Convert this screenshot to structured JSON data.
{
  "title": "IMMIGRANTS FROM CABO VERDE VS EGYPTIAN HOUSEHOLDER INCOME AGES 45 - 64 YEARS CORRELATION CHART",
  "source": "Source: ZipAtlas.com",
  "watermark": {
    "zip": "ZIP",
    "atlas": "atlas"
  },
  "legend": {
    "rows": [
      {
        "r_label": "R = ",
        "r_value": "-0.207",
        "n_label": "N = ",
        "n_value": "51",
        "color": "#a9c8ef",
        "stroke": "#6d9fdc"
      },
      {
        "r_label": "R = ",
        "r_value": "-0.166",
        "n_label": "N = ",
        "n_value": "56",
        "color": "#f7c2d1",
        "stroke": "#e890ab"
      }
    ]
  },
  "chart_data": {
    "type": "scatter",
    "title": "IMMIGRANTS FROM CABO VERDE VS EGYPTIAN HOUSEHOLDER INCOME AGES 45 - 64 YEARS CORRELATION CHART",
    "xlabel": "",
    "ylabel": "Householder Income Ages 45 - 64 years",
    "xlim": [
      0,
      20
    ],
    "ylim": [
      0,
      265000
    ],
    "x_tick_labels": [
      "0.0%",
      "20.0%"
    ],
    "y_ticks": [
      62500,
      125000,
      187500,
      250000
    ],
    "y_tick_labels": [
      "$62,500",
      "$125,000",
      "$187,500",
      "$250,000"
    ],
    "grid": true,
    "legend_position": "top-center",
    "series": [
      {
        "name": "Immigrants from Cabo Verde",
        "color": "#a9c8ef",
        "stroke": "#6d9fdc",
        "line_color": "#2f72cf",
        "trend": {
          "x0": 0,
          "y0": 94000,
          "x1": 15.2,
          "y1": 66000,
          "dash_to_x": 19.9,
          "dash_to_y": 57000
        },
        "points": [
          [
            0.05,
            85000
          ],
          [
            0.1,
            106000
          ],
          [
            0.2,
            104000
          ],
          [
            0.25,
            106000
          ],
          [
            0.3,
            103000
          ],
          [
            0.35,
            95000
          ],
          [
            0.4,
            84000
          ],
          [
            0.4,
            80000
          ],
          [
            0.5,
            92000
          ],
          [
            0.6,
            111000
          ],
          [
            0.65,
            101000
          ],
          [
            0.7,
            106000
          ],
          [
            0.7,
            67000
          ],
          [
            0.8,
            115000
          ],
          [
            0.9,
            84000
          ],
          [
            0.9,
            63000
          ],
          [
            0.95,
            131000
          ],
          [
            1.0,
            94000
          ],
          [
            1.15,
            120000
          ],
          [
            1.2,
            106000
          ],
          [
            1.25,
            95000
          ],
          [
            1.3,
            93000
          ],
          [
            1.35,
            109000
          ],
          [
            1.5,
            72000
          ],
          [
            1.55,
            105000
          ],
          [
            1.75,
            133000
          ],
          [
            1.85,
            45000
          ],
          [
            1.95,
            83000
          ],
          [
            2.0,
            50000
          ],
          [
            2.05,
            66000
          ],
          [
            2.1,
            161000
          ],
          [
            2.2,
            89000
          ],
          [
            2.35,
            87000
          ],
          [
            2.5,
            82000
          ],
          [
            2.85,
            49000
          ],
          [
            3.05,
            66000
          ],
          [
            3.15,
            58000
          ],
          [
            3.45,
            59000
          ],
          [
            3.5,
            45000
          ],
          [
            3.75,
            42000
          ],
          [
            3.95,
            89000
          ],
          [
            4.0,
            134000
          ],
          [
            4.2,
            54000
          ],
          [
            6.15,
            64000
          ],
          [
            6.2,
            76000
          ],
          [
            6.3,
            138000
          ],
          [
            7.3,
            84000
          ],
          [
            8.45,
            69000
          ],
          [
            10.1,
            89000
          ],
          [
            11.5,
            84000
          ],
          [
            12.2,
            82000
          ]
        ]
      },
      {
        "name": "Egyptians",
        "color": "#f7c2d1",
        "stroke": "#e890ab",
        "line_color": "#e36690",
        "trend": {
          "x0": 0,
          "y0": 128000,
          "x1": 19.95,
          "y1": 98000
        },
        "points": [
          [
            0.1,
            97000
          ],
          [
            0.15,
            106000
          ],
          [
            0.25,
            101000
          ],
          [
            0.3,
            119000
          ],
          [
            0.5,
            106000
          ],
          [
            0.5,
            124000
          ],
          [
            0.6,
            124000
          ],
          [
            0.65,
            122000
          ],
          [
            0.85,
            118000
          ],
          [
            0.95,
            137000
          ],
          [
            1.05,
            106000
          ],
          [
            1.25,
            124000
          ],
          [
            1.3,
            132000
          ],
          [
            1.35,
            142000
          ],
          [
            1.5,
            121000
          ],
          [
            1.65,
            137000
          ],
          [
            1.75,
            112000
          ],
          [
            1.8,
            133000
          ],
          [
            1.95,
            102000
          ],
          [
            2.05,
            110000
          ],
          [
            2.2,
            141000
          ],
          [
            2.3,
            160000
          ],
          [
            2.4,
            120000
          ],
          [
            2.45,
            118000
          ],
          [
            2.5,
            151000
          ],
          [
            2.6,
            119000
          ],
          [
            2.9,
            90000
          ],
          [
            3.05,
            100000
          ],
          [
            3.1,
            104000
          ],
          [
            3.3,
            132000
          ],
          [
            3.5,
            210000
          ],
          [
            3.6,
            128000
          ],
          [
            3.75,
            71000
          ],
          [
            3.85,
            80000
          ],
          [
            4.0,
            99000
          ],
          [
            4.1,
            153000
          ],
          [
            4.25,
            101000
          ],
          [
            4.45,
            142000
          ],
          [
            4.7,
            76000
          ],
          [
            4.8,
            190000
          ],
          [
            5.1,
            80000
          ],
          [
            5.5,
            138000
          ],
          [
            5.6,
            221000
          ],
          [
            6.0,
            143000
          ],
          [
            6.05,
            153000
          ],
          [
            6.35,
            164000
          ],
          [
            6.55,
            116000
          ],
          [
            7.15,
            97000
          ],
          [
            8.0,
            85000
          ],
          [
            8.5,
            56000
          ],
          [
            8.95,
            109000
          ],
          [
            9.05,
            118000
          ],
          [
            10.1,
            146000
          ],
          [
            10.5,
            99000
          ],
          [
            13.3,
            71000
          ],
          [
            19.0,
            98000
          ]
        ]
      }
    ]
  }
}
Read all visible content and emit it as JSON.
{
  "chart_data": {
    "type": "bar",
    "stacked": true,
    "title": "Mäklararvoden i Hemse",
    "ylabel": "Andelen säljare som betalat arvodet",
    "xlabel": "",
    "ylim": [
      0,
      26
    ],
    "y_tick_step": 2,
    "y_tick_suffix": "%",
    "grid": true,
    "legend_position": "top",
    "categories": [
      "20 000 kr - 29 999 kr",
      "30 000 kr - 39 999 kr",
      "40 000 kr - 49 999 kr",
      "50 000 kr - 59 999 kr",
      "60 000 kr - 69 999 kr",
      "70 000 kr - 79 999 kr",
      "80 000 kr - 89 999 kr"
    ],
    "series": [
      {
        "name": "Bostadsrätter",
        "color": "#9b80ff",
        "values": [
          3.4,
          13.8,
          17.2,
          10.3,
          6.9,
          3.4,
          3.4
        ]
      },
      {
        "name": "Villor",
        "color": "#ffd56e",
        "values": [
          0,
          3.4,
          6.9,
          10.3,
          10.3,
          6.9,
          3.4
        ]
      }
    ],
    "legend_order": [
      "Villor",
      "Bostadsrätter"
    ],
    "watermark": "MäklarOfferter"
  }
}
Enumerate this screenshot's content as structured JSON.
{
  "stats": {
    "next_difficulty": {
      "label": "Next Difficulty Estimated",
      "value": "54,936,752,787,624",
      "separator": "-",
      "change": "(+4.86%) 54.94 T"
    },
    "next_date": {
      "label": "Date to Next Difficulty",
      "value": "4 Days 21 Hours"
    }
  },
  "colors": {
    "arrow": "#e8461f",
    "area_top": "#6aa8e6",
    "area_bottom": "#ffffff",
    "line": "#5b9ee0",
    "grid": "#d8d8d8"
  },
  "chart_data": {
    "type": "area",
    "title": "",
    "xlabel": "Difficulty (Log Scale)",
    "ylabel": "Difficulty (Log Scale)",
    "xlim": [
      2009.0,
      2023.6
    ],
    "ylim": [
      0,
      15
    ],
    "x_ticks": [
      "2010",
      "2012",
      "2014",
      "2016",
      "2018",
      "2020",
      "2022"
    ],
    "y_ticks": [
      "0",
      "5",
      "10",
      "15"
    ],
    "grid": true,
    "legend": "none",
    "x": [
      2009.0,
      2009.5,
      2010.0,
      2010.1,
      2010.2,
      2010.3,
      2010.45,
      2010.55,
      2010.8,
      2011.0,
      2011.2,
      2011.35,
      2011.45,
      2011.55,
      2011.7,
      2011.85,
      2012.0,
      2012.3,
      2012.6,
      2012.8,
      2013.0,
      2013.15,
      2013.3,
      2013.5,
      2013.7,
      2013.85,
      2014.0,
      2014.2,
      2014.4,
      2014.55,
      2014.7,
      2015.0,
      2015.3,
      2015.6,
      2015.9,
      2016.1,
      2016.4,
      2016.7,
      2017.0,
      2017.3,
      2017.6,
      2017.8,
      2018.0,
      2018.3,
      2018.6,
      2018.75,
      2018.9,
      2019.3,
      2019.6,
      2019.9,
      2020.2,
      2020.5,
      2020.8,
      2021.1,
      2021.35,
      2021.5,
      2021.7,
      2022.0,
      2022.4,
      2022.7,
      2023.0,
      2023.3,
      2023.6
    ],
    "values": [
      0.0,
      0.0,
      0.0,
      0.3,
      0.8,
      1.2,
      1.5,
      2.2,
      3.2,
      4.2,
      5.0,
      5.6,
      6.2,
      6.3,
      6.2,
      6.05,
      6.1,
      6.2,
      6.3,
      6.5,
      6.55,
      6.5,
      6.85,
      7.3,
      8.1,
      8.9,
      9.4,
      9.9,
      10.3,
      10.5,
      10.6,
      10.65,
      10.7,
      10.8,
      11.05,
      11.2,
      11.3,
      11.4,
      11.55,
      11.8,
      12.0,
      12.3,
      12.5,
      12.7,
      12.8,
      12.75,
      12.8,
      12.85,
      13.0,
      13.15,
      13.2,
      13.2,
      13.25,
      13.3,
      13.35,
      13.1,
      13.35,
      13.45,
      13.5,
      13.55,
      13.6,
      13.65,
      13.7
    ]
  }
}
• • • •
## TASK
Copy each line of the data above that holds "JSON".

## OUTPUT FOR THIS EXERCISE
Convert this screenshot to structured JSON data.
Read all visible content and emit it as JSON.
Enumerate this screenshot's content as structured JSON.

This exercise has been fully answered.